◆ To be done: Copy out the entries in full and with complete accuracy; pictures are excluded.

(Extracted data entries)
>>>
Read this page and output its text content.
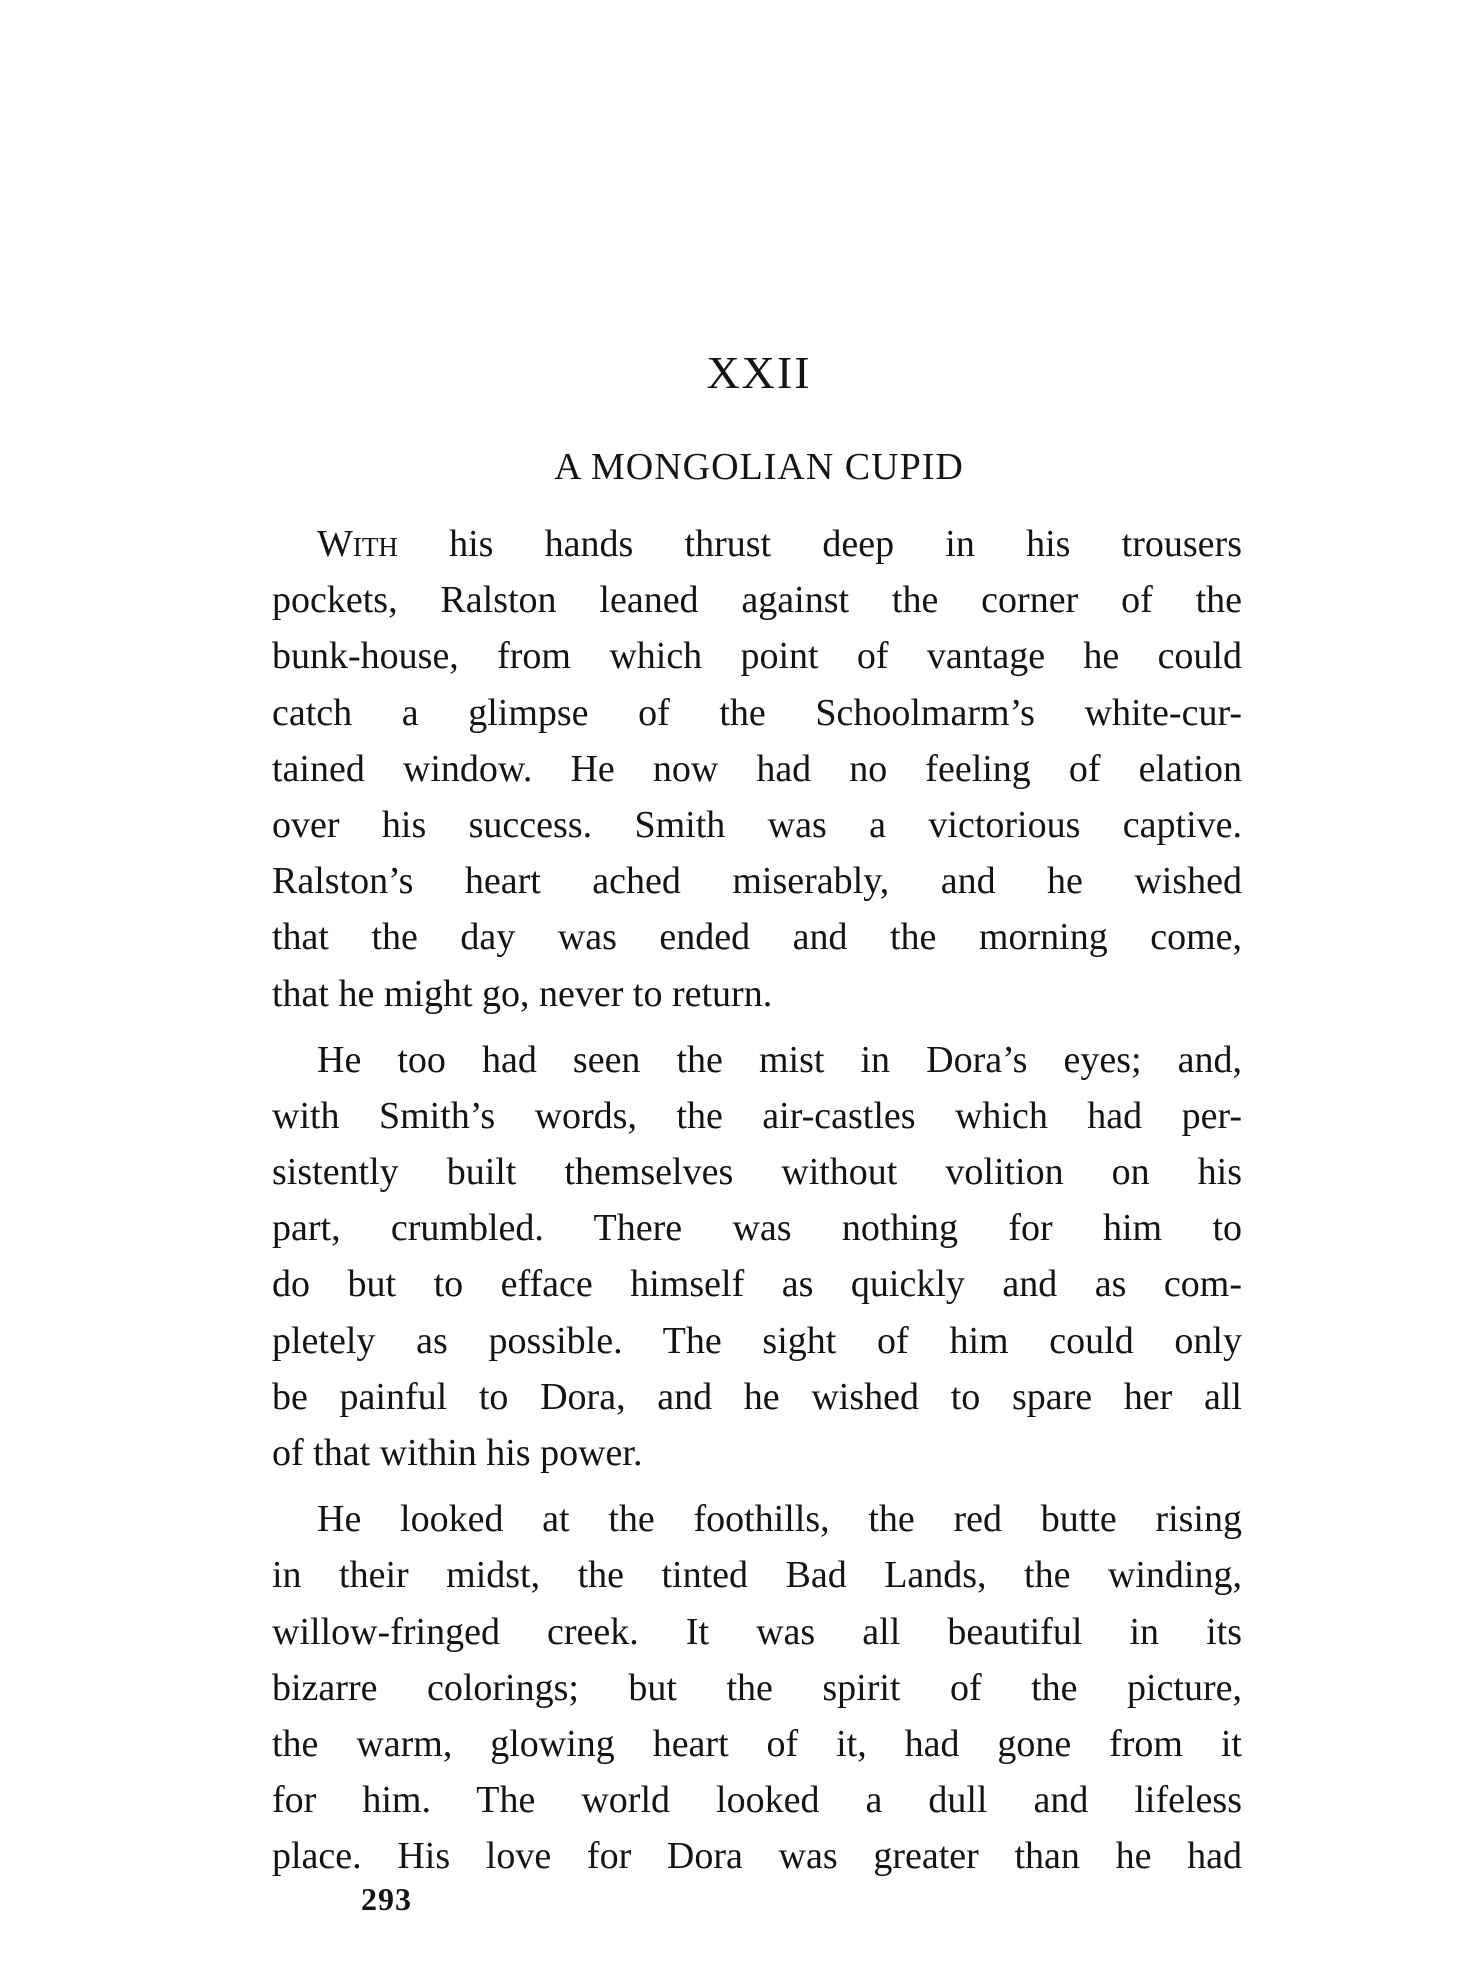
XXII
A MONGOLIAN CUPID
With his hands thrust deep in his trousers
pockets, Ralston leaned against the corner of the
bunk-house, from which point of vantage he could
catch a glimpse of the Schoolmarm’s white-cur-
tained window. He now had no feeling of elation
over his success. Smith was a victorious captive.
Ralston’s heart ached miserably, and he wished
that the day was ended and the morning come,
that he might go, never to return.
He too had seen the mist in Dora’s eyes; and,
with Smith’s words, the air-castles which had per-
sistently built themselves without volition on his
part, crumbled. There was nothing for him to
do but to efface himself as quickly and as com-
pletely as possible. The sight of him could only
be painful to Dora, and he wished to spare her all
of that within his power.
He looked at the foothills, the red butte rising
in their midst, the tinted Bad Lands, the winding,
willow-fringed creek. It was all beautiful in its
bizarre colorings; but the spirit of the picture,
the warm, glowing heart of it, had gone from it
for him. The world looked a dull and lifeless
place. His love for Dora was greater than he had
293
<<<
◆ Response below:
Read this page and output its text content.
XXII
A MONGOLIAN CUPID
With his hands thrust deep in his trousers
pockets, Ralston leaned against the corner of the
bunk-house, from which point of vantage he could
catch a glimpse of the Schoolmarm’s white-cur-
tained window. He now had no feeling of elation
over his success. Smith was a victorious captive.
Ralston’s heart ached miserably, and he wished
that the day was ended and the morning come,
that he might go, never to return.
He too had seen the mist in Dora’s eyes; and,
with Smith’s words, the air-castles which had per-
sistently built themselves without volition on his
part, crumbled. There was nothing for him to
do but to efface himself as quickly and as com-
pletely as possible. The sight of him could only
be painful to Dora, and he wished to spare her all
of that within his power.
He looked at the foothills, the red butte rising
in their midst, the tinted Bad Lands, the winding,
willow-fringed creek. It was all beautiful in its
bizarre colorings; but the spirit of the picture,
the warm, glowing heart of it, had gone from it
for him. The world looked a dull and lifeless
place. His love for Dora was greater than he had
293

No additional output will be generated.